> _Set problem_: Only the number is wanted: how many lines contain the string "access"?

> _Task input_:
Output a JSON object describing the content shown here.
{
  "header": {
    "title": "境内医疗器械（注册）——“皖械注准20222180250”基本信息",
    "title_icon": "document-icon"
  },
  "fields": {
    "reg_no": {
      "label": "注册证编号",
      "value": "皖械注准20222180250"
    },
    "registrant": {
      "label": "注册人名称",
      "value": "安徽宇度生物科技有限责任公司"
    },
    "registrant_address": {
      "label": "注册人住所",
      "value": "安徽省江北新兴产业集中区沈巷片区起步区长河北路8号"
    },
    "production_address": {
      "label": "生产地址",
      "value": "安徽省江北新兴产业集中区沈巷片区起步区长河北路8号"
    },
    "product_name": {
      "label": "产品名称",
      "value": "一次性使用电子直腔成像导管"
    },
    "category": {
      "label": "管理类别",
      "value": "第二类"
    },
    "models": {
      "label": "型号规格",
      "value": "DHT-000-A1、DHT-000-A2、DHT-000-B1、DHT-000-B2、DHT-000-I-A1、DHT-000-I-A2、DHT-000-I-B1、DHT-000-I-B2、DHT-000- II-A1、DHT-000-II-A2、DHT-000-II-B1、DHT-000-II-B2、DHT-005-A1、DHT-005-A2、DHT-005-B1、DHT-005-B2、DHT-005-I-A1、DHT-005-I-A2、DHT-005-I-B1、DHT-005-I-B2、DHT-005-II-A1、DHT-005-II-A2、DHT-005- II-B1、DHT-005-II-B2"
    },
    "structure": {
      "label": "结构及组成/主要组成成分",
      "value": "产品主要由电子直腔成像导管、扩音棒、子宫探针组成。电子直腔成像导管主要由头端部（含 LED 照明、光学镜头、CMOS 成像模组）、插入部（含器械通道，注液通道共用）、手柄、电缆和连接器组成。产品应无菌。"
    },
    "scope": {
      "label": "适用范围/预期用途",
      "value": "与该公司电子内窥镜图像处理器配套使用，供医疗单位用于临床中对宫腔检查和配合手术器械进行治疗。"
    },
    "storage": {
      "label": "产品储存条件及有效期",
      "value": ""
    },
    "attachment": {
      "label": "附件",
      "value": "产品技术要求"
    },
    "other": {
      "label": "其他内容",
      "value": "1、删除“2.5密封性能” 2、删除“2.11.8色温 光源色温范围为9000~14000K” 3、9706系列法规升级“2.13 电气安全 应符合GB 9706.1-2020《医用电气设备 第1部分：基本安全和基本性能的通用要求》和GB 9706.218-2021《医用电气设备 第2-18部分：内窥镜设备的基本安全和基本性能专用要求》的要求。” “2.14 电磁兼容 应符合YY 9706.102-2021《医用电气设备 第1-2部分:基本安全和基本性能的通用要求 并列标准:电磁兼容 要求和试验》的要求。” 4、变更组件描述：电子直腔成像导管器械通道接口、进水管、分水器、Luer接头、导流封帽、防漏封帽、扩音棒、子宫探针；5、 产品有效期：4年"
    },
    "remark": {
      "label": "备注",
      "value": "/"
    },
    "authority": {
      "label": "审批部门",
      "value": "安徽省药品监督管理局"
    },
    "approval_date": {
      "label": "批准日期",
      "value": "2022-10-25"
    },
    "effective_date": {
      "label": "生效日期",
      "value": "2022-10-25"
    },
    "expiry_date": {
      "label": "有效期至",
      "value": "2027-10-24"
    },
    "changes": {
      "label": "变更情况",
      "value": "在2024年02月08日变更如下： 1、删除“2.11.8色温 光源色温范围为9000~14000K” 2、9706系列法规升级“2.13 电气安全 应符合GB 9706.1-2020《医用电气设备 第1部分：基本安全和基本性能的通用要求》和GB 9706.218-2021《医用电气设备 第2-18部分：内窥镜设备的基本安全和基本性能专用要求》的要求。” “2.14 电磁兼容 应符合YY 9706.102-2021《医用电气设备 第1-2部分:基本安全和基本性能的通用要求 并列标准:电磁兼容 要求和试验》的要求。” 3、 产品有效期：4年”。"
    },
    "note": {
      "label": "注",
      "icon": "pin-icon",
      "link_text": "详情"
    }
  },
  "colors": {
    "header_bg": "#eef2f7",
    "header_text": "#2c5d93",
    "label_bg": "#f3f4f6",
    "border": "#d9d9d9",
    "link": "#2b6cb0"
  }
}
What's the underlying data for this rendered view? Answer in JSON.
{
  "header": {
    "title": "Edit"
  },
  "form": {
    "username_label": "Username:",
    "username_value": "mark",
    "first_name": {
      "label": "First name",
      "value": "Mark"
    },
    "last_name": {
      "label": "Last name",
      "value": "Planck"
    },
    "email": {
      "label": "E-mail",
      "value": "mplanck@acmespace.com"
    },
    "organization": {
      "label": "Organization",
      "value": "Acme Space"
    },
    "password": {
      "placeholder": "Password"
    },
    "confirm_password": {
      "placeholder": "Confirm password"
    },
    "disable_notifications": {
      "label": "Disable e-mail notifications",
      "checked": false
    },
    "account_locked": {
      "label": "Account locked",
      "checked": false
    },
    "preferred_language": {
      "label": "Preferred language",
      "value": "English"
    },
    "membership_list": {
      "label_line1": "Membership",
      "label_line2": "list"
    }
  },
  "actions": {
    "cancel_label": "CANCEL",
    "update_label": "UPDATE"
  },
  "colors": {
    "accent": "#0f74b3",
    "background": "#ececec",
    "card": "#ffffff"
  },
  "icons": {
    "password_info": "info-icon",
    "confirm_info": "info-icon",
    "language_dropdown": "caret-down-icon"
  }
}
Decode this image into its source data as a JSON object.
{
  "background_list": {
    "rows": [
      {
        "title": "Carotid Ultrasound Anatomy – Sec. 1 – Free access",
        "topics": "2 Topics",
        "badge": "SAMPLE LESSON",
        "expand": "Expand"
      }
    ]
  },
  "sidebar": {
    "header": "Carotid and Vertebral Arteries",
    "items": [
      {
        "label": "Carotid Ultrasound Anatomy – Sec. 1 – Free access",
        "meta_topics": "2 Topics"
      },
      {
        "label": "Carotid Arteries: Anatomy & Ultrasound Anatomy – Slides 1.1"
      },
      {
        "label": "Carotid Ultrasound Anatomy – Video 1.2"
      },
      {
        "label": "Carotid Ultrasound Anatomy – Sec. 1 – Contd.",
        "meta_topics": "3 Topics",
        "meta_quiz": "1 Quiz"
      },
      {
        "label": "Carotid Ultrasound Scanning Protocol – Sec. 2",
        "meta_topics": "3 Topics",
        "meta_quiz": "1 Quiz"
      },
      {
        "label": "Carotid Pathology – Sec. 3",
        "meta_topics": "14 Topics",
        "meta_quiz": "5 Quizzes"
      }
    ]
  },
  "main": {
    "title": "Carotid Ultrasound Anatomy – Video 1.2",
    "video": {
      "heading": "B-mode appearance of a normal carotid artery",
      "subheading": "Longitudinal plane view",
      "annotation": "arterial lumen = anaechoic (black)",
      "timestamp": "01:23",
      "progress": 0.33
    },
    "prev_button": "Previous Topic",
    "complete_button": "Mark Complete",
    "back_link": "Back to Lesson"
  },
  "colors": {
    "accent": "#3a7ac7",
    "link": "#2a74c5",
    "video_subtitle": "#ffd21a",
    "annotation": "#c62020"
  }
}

...

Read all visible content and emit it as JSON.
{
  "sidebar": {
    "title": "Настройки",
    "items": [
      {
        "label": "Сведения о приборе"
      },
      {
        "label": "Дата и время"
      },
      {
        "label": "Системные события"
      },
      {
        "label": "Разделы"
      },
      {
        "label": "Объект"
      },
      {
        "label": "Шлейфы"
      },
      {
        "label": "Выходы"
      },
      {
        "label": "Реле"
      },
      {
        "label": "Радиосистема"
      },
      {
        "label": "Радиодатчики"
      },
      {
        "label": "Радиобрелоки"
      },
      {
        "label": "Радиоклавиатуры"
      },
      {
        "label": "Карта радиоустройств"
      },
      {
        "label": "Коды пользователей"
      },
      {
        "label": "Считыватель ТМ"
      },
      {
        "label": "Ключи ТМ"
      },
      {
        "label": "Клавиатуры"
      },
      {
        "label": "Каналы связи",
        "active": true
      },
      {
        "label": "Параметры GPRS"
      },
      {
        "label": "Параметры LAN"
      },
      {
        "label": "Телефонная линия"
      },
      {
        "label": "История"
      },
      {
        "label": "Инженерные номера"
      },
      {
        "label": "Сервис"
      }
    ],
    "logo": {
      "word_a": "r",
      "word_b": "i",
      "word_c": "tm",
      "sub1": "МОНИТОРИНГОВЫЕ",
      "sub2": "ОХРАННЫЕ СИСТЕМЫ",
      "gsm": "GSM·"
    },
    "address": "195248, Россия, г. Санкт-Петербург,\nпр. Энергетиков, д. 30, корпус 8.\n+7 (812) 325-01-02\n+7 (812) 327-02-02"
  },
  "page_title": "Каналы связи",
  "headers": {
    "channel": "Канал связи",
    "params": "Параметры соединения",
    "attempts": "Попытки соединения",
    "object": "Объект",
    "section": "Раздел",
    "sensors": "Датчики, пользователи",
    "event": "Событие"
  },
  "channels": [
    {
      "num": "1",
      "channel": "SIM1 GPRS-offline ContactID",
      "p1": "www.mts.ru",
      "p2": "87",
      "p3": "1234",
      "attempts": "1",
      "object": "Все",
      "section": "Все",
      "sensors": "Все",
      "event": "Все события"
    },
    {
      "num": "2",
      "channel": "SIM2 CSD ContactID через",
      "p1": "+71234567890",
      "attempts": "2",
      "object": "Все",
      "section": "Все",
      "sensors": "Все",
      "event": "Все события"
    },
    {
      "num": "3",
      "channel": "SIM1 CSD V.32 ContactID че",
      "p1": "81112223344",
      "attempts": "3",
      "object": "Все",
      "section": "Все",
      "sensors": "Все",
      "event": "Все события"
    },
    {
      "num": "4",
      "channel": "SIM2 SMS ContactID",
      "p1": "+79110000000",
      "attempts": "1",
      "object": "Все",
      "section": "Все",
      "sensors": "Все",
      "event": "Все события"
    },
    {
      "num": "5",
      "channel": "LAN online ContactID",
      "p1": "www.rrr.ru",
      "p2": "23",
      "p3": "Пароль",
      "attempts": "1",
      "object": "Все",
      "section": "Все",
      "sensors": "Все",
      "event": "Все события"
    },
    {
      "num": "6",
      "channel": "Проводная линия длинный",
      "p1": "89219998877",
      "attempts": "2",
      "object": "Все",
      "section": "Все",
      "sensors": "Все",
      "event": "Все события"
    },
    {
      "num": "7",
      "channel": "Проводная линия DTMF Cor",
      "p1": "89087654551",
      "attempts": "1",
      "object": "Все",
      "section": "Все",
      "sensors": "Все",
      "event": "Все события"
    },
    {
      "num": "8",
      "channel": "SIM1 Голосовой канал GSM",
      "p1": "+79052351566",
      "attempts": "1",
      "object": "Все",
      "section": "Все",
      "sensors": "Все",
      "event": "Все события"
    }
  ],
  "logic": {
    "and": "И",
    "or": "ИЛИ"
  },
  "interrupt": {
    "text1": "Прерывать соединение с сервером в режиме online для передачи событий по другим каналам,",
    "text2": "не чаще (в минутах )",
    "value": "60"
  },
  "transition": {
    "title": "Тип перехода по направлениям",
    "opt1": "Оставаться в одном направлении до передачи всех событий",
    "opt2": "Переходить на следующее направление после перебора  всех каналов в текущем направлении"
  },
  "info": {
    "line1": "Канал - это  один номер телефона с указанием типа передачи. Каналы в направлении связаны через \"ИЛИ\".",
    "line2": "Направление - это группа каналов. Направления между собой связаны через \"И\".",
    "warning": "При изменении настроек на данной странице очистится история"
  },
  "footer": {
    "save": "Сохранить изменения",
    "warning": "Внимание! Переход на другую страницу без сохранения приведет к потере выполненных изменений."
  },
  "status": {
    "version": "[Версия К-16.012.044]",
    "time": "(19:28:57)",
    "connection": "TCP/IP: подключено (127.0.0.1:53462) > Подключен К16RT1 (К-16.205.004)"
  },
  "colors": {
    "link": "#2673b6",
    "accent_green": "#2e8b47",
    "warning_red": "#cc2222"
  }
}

> _Complete output_: 2